**SHORT PROBLEM**
Below are records. Copy every line with "breitem" in it.

**RECORDS FOR THE TASK**
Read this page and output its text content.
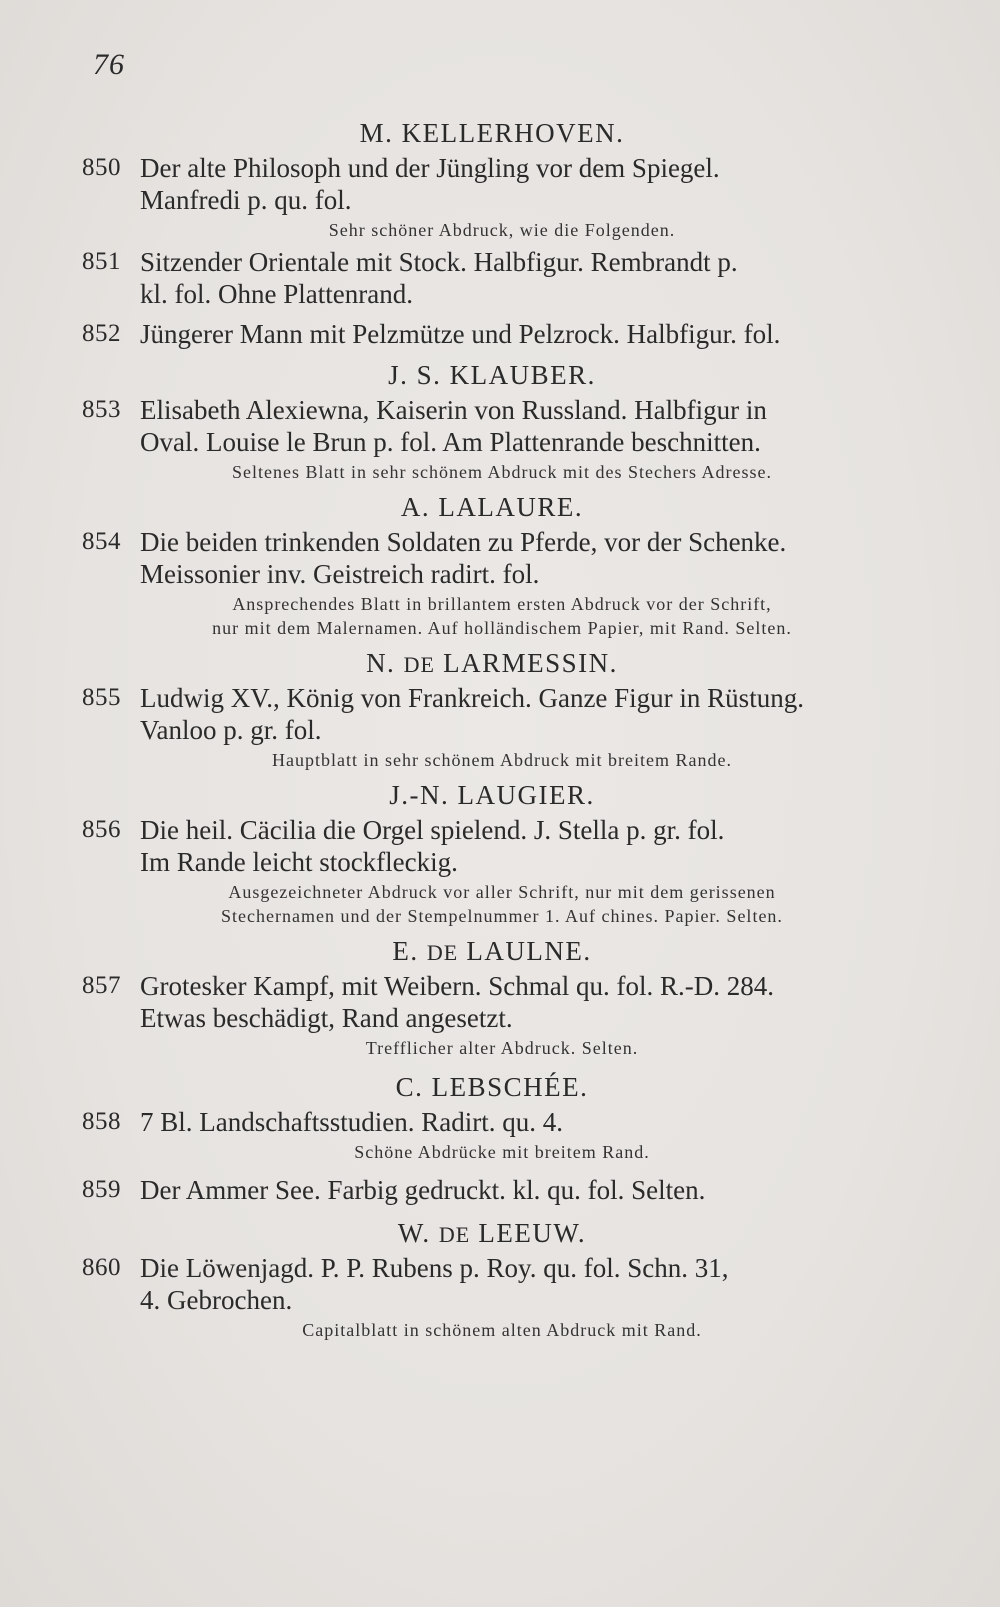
76
M. KELLERHOVEN.
850 Der alte Philosoph und der Jüngling vor dem Spiegel.
Manfredi p. qu. fol.
Sehr schöner Abdruck, wie die Folgenden.
851 Sitzender Orientale mit Stock. Halbfigur. Rembrandt p.
kl. fol. Ohne Plattenrand.
852 Jüngerer Mann mit Pelzmütze und Pelzrock. Halbfigur. fol.
J. S. KLAUBER.
853 Elisabeth Alexiewna, Kaiserin von Russland. Halbfigur in
Oval. Louise le Brun p. fol. Am Plattenrande beschnitten.
Seltenes Blatt in sehr schönem Abdruck mit des Stechers Adresse.
A. LALAURE.
854 Die beiden trinkenden Soldaten zu Pferde, vor der Schenke.
Meissonier inv. Geistreich radirt. fol.
Ansprechendes Blatt in brillantem ersten Abdruck vor der Schrift,
nur mit dem Malernamen. Auf holländischem Papier, mit Rand. Selten.
N. DE LARMESSIN.
855 Ludwig XV., König von Frankreich. Ganze Figur in Rüstung.
Vanloo p. gr. fol.
Hauptblatt in sehr schönem Abdruck mit breitem Rande.
J.-N. LAUGIER.
856 Die heil. Cäcilia die Orgel spielend. J. Stella p. gr. fol.
Im Rande leicht stockfleckig.
Ausgezeichneter Abdruck vor aller Schrift, nur mit dem gerissenen
Stechernamen und der Stempelnummer 1. Auf chines. Papier. Selten.
E. DE LAULNE.
857 Grotesker Kampf, mit Weibern. Schmal qu. fol. R.-D. 284.
Etwas beschädigt, Rand angesetzt.
Trefflicher alter Abdruck. Selten.
C. LEBSCHÉE.
858 7 Bl. Landschaftsstudien. Radirt. qu. 4.
Schöne Abdrücke mit breitem Rand.
859 Der Ammer See. Farbig gedruckt. kl. qu. fol. Selten.
W. DE LEEUW.
860 Die Löwenjagd. P. P. Rubens p. Roy. qu. fol. Schn. 31,
4. Gebrochen.
Capitalblatt in schönem alten Abdruck mit Rand.
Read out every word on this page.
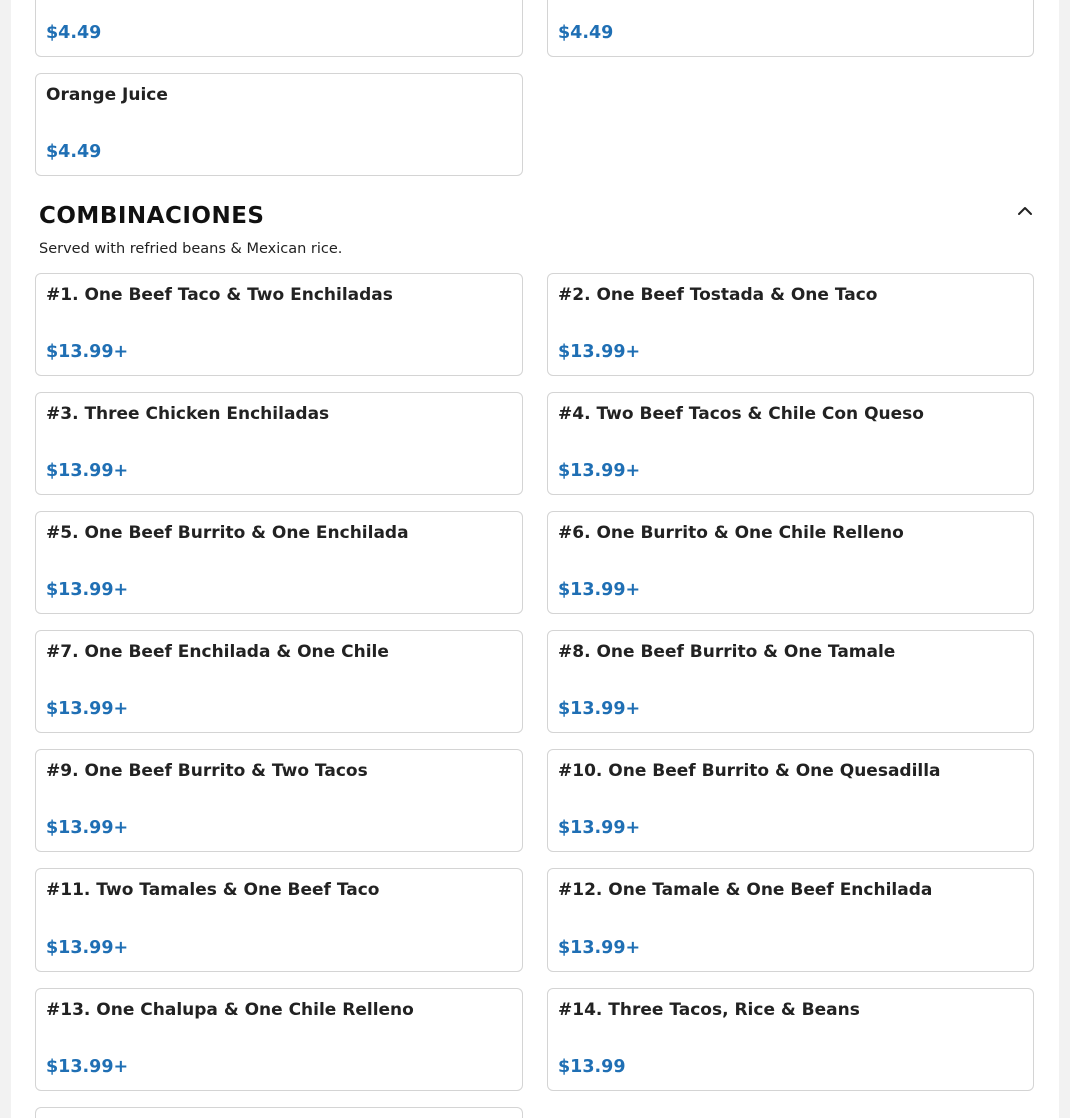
$4.49	$4.49
Orange Juice
$4.49
COMBINACIONES
Served with refried beans & Mexican rice.
#1. One Beef Taco & Two Enchiladas
$13.99+
#2. One Beef Tostada & One Taco
$13.99+
#3. Three Chicken Enchiladas
$13.99+
#4. Two Beef Tacos & Chile Con Queso
$13.99+
#5. One Beef Burrito & One Enchilada
$13.99+
#6. One Burrito & One Chile Relleno
$13.99+
#7. One Beef Enchilada & One Chile
$13.99+
#8. One Beef Burrito & One Tamale
$13.99+
#9. One Beef Burrito & Two Tacos
$13.99+
#10. One Beef Burrito & One Quesadilla
$13.99+
#11. Two Tamales & One Beef Taco
$13.99+
#12. One Tamale & One Beef Enchilada
$13.99+
#13. One Chalupa & One Chile Relleno
$13.99+
#14. Three Tacos, Rice & Beans
$13.99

**RESPONSE TO THIS TASK**
Hauptblatt in sehr schönem Abdruck mit breitem Rande.
Schöne Abdrücke mit breitem Rand.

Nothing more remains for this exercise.